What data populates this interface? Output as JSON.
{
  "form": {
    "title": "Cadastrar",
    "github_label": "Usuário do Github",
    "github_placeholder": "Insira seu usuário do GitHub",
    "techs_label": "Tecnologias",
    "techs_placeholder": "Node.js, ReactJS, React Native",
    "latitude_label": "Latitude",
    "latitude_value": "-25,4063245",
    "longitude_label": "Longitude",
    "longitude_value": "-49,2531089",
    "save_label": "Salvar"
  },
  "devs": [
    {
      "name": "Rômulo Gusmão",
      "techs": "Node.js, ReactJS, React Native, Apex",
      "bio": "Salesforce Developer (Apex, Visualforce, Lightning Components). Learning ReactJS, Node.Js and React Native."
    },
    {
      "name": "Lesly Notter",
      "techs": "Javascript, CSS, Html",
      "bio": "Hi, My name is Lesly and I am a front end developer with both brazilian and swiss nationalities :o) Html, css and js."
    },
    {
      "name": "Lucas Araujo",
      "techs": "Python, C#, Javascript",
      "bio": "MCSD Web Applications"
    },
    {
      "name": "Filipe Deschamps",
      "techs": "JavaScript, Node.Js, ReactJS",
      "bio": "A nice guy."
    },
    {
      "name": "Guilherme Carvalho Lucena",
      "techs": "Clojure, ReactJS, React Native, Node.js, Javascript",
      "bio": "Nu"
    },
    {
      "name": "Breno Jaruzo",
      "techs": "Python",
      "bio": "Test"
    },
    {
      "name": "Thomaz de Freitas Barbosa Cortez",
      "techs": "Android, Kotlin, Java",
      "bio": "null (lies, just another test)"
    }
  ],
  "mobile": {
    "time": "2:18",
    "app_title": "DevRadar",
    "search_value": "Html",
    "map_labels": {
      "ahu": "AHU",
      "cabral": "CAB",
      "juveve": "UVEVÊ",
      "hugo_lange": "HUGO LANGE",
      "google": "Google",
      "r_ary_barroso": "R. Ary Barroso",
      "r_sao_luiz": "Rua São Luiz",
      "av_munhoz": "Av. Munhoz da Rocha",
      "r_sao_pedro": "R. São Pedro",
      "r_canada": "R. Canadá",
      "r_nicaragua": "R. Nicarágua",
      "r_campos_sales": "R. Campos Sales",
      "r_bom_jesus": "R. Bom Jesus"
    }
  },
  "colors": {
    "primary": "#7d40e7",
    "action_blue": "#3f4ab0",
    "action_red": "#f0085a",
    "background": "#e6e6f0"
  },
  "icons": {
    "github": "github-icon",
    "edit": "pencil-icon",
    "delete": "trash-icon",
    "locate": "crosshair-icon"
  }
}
* * *
Job: Make a list of all lines in the data that contain "name".

Task output:
      "name": "Rômulo Gusmão",
      "name": "Lesly Notter",
      "bio": "Hi, My name is Lesly and I am a front end developer with both brazilian and swiss nationalities :o) Html, css and js."
      "name": "Lucas Araujo",
      "name": "Filipe Deschamps",
      "name": "Guilherme Carvalho Lucena",
      "name": "Breno Jaruzo",
      "name": "Thomaz de Freitas Barbosa Cortez",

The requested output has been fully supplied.